### ФРАГМЕНТ СТРАНИЦЫ
От города Тюри корпус поворачивают на Пярну. Сказали, чья дивизия первая придет, — будет 'Перновская'.
Идем в день по 60 километров. Все имущество, даже оружие, в телегах. На лицах полосами соль, как изморозь на окнах. Привалы в сухих канавах, ногами вверх. Жара. Ну и сентябрь!
В последний день не дошли до Пярну километров 15. 'Есть машина. Кто хочет ехать вперед?' Влез.
Мы на высоком берегу, на дороге, идущей широким полем. При нас взлетает взорванный немцами мост. Видно, как удирают на мотоцикле их саперы. Рядом подъехал наш танк. Из него генерал Лященко — командир соседней 90-й дивизии — доложил, что он в Пярну. И они стали Перновские. А мы сели в лодки (их много под крутым берегом) и переплыли в город. Ловим брошенных немцами верховых лошадей. Нашли пивзавод. Прострелили из автомата бак. Попили. Остальное течет на землю. Легли в доме спать.

### ИСХОДНЫЕ ДАННЫЕ
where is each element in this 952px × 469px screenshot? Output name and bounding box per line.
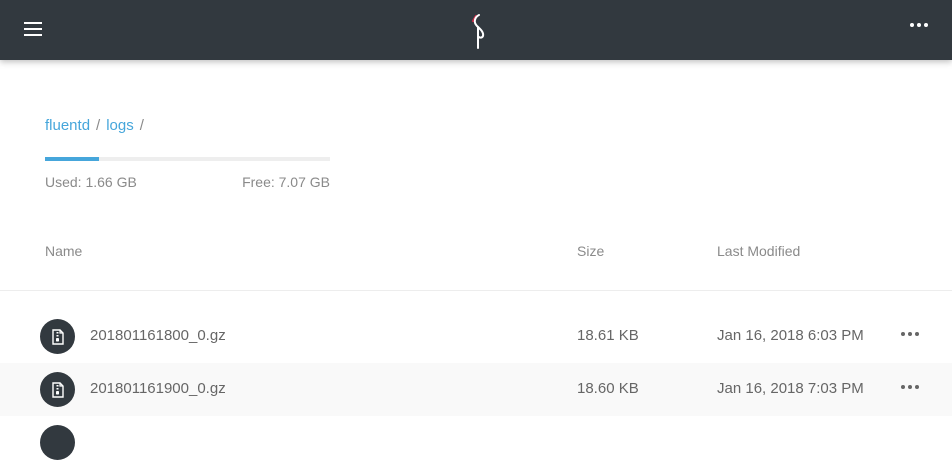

### ЗАДАНИЯ
1. Перепечатайте из отрывка о походе на Пярну фрагмент от «Мы на высоком» до «в доме спать.» включительно.
2. Сколько километров в день проходили, согласно отрывку о походе на Пярну?
3. Напишите продолжение отрывка о походе на Пярну, начав сразу после его последнего предложения.
Листинг является самостоятельным материалом.

### РЕЗУЛЬТАТЫ
1.
Мы на высоком берегу, на дороге, идущей широким полем. При нас взлетает взорванный немцами мост. Видно, как удирают на мотоцикле их саперы. Рядом подъехал наш танк. Из него генерал Лященко — командир соседней 90-й дивизии — доложил, что он в Пярну. И они стали Перновские. А мы сели в лодки (их много под крутым берегом) и переплыли в город. Ловим брошенных немцами верховых лошадей. Нашли пивзавод. Прострелили из автомата бак. Попили. Остальное течет на землю. Легли в доме спать.

2. По 60 километров в день.

3.
Идем от Пярну берегом к Риге. В лесах кучками новое немецкое обмундирование. Раздевались мобилизованные местные жители.
Появились в море немецкие корабли. Стреляют по нам. Отвечает артполк. Корабли уходят за горизонт.
Дивизия вдруг отведена в сторону. Сушим и прессуем сено. Готовим погрузочные платформы. Грузимся в вагоны. Вся 2-я ударная армия едет в Польшу.
Несколько десятков эшелонов идут друг за другом. Сверху летает регулировщик У-2, иногда сбрасывает вымпелы.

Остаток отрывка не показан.